*ENTRIES:*
==================================================

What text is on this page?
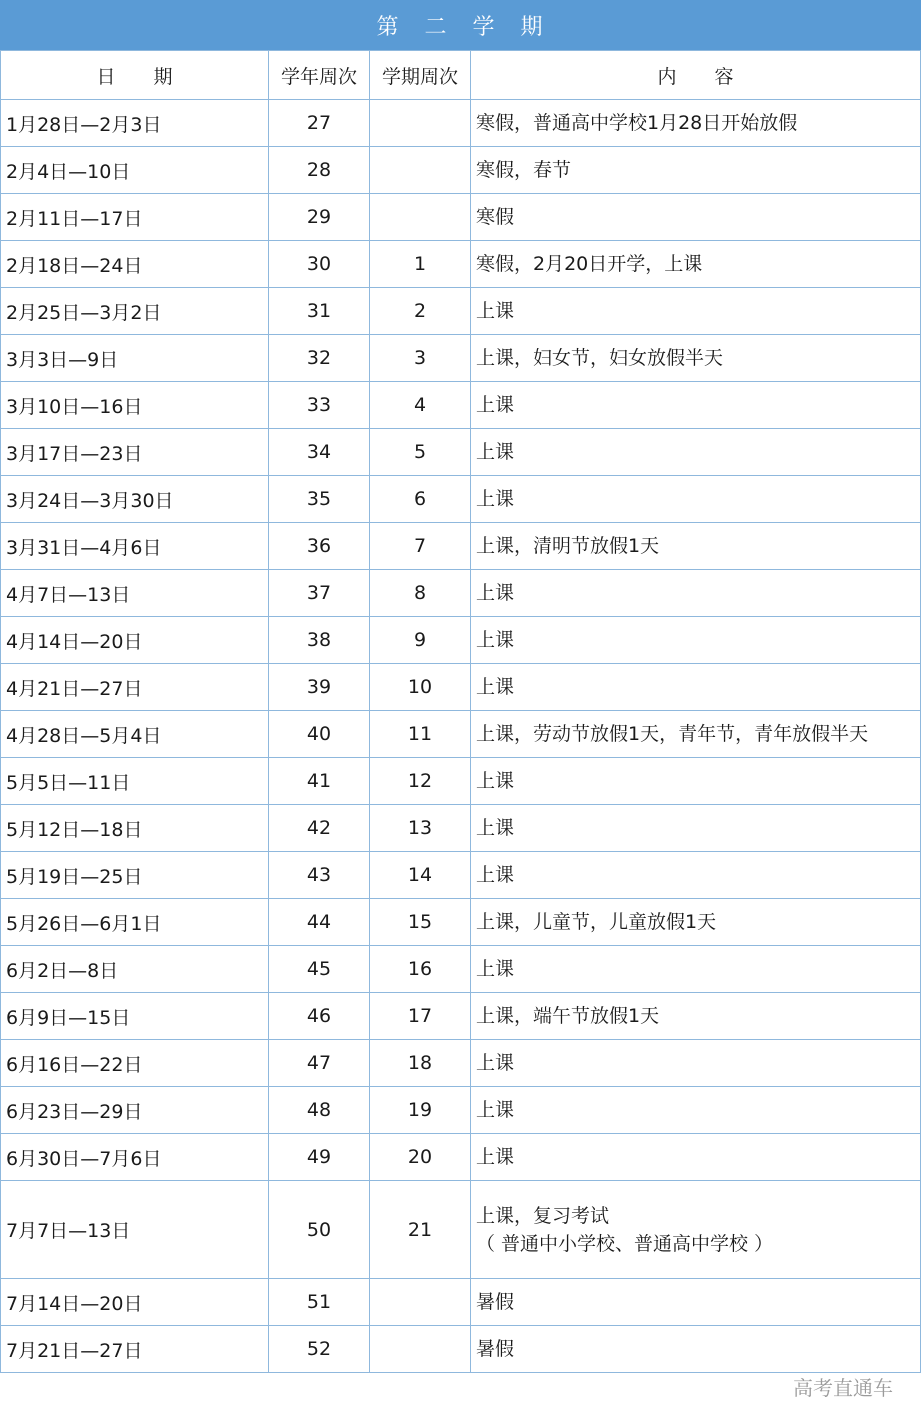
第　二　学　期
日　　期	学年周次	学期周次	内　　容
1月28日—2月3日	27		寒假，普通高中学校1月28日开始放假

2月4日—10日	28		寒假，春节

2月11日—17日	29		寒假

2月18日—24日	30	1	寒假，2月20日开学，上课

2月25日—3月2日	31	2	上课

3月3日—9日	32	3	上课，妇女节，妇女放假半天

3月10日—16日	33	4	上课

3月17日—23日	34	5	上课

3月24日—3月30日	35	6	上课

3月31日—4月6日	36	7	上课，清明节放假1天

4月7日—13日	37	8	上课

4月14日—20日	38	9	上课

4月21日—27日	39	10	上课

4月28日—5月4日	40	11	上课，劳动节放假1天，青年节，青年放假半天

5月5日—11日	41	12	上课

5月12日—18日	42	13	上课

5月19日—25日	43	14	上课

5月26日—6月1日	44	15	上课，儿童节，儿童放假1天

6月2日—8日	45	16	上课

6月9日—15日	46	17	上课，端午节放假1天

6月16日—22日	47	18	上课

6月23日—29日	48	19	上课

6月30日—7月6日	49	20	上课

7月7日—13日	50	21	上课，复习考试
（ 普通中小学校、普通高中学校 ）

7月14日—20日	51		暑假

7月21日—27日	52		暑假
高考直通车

==================================================

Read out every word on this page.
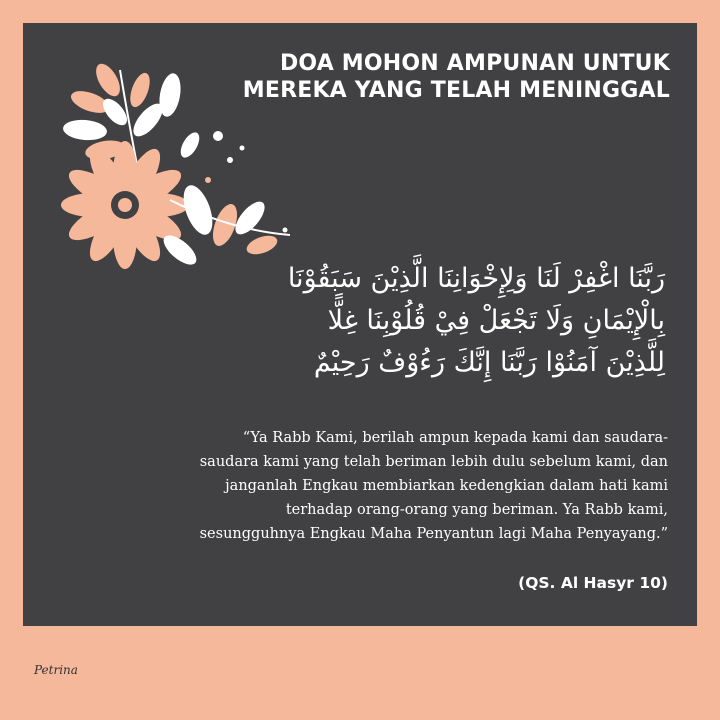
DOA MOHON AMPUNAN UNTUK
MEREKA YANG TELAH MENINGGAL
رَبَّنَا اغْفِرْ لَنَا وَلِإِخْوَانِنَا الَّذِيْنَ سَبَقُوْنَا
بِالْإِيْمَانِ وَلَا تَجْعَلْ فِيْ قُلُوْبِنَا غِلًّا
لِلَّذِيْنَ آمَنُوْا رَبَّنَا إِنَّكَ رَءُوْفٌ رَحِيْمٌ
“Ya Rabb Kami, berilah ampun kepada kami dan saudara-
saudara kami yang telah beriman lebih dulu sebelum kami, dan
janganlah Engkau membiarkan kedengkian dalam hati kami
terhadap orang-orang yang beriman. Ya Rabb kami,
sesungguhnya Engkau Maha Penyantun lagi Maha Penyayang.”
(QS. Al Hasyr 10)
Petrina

==================================================

*CHALLENGE:* Check every line of the records above for the string "saudara" and say how many contain it, giving the number alone.

*WRITTEN RESPONSE:* 2